## Work to be completed:
Pull every line that holds the word "como" from the entries.
-------- Materials provided
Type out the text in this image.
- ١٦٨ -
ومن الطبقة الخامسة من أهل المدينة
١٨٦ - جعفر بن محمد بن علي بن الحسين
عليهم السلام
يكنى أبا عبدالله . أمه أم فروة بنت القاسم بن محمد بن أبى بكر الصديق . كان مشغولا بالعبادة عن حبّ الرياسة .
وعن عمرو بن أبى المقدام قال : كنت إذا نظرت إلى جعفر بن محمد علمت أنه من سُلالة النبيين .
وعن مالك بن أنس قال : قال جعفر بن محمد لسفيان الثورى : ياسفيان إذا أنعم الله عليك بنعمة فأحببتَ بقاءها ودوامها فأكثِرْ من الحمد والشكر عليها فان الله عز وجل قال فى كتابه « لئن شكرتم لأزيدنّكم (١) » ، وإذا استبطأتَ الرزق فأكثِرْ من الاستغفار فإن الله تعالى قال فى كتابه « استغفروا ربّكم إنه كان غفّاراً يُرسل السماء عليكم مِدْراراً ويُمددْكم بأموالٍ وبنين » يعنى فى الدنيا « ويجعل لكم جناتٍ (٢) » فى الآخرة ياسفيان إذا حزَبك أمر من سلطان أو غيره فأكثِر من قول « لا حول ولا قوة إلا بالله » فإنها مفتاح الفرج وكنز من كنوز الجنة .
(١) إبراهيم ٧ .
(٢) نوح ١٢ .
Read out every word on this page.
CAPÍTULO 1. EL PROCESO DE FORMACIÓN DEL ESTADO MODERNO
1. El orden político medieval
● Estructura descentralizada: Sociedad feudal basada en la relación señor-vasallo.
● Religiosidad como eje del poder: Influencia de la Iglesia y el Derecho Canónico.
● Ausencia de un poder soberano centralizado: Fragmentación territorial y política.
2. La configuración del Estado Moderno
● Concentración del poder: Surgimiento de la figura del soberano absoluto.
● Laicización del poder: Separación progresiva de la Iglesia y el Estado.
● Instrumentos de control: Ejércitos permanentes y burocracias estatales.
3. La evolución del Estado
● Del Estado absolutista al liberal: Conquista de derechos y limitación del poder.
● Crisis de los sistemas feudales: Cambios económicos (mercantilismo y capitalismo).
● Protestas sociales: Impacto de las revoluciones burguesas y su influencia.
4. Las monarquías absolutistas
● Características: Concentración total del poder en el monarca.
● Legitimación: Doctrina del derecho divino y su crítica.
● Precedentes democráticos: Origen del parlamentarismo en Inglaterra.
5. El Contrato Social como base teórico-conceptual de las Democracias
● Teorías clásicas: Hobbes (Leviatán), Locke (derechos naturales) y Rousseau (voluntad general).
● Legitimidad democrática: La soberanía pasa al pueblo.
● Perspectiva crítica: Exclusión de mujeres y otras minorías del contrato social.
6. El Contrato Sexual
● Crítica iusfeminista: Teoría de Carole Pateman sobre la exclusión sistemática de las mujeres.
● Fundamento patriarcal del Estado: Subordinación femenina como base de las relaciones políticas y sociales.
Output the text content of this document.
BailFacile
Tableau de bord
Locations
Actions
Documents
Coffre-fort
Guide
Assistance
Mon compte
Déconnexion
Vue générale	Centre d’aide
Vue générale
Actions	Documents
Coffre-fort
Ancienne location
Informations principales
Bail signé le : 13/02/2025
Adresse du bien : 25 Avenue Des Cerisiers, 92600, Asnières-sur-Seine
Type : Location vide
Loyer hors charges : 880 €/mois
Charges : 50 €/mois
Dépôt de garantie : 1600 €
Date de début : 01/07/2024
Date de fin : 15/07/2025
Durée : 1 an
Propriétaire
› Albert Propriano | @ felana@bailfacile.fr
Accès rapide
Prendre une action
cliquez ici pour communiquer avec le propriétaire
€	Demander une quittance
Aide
----------------
## Response:
● Religiosidad como eje del poder: Influencia de la Iglesia y el Derecho Canónico.
5. El Contrato Social como base teórico-conceptual de las Democracias
● Fundamento patriarcal del Estado: Subordinación femenina como base de las relaciones políticas y sociales.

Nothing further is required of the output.